===== EXERCISE MATERIALS =====

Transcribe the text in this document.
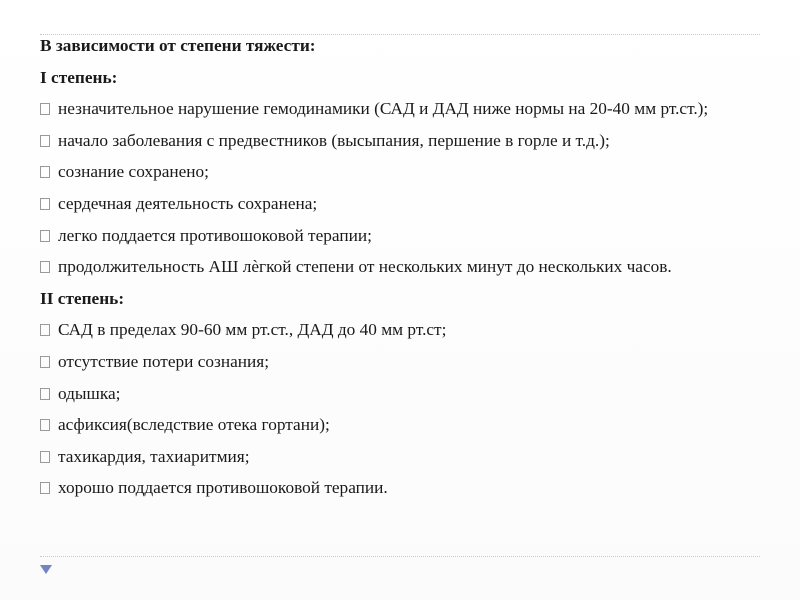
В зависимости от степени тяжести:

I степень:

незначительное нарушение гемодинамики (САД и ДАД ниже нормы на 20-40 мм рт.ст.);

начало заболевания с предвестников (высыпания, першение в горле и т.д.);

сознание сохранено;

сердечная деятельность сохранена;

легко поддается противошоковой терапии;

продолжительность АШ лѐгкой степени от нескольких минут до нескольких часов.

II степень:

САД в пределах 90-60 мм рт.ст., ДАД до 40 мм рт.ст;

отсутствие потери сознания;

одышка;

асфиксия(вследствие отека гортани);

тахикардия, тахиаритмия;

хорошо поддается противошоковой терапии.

=====
===== EXERCISE MATERIALS =====

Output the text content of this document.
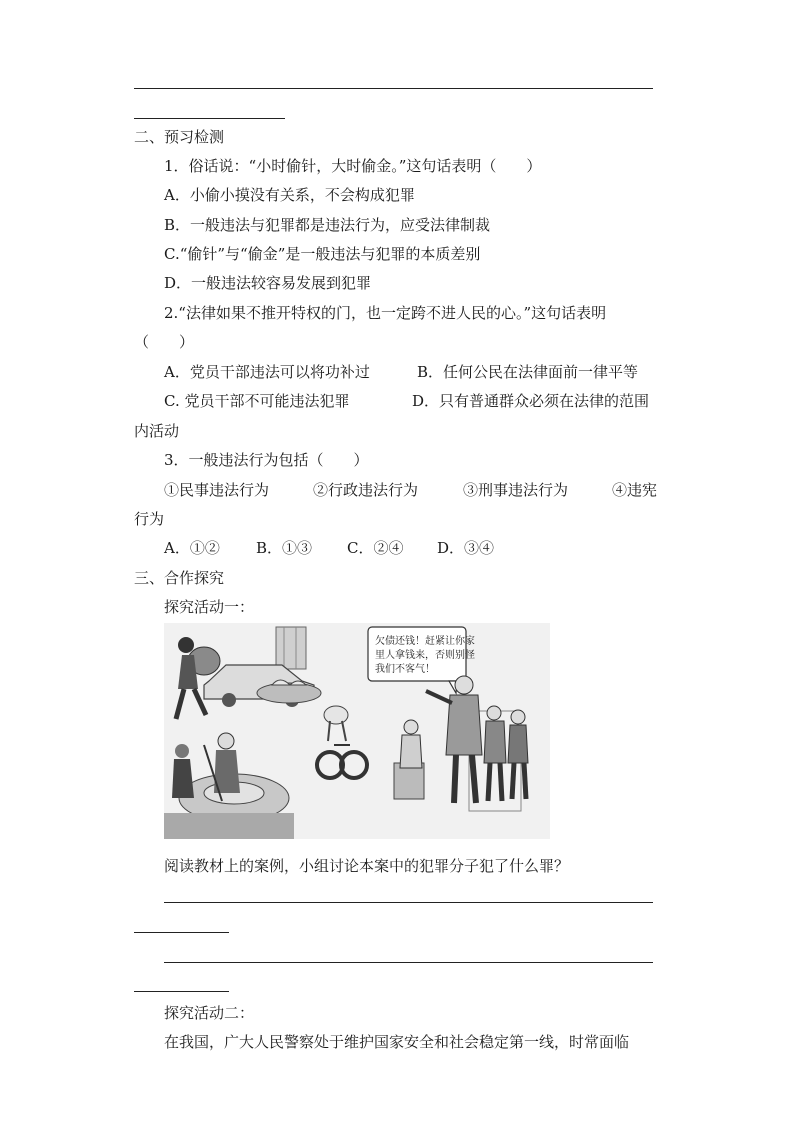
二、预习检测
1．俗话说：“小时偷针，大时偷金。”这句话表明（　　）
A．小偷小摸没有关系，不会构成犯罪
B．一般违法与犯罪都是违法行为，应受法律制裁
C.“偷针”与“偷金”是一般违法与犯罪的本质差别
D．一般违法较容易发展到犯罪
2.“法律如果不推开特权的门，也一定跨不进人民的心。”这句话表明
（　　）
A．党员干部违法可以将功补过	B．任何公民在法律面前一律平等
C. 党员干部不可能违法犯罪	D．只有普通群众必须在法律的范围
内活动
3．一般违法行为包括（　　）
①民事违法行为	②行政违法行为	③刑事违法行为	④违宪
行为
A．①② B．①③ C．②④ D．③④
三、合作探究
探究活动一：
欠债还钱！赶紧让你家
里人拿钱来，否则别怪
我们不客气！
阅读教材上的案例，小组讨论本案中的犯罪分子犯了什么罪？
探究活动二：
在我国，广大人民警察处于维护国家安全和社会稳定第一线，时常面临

=====
===== EXERCISE MATERIALS =====

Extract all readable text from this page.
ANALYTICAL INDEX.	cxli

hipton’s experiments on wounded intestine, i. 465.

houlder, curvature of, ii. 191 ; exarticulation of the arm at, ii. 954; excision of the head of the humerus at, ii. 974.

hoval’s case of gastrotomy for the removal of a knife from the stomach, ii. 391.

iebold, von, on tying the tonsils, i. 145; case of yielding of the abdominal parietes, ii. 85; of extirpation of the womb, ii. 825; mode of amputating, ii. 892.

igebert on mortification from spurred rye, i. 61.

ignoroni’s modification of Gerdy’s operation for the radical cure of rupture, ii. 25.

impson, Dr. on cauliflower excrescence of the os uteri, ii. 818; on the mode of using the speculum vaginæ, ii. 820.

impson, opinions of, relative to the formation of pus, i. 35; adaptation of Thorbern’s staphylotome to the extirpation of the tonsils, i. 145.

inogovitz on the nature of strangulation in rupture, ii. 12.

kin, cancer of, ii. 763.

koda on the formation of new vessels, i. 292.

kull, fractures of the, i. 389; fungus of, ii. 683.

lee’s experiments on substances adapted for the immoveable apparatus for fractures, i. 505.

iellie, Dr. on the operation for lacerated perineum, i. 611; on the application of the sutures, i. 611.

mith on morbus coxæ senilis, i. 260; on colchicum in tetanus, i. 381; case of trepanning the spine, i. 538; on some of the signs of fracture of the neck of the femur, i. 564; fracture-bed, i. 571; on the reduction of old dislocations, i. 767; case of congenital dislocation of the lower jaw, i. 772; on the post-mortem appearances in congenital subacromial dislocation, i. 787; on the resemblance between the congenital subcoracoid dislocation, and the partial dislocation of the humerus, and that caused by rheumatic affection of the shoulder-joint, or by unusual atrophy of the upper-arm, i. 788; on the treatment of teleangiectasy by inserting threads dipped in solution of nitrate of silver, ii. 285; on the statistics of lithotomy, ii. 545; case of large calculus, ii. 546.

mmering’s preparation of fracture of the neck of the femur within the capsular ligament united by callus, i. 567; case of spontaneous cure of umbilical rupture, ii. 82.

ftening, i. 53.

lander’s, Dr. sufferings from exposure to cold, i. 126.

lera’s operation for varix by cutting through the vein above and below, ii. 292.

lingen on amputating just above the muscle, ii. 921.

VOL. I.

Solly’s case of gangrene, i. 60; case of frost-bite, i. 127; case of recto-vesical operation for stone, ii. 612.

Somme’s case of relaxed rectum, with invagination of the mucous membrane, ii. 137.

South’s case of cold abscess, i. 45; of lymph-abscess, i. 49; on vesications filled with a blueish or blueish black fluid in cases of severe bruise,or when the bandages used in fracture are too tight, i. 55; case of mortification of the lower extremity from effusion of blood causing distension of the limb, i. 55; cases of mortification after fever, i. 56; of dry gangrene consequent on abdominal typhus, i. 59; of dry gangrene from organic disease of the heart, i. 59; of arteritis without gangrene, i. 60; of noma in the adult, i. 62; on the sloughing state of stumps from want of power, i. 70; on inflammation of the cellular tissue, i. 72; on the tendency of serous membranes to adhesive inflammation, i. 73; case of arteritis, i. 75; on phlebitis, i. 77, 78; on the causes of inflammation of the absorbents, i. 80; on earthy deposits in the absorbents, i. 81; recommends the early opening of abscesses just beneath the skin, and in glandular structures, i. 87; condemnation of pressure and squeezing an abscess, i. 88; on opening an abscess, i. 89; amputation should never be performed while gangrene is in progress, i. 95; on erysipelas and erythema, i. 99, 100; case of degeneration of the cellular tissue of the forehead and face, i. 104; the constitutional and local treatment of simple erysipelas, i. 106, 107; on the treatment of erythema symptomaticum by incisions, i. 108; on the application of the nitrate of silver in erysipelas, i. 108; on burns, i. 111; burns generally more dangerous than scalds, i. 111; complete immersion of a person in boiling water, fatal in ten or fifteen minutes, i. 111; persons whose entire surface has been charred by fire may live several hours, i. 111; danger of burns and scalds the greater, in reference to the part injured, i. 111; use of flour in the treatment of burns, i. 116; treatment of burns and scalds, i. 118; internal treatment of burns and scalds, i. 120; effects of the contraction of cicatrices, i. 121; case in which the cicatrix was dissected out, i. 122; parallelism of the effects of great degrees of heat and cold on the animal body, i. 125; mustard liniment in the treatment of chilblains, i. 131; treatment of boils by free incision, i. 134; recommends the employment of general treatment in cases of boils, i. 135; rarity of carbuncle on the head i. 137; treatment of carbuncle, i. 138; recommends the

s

=====

▶ **TASK INSTRUCTIONS**
Check each line of the records for the word "formation", and show the lines that contain it.

▶ **COMPLETED TASK**
impson, opinions of, relative to the formation of pus, i. 35; adaptation of Thorbern’s staphylotome to the extirpation of the tonsils, i. 145.
koda on the formation of new vessels, i. 292.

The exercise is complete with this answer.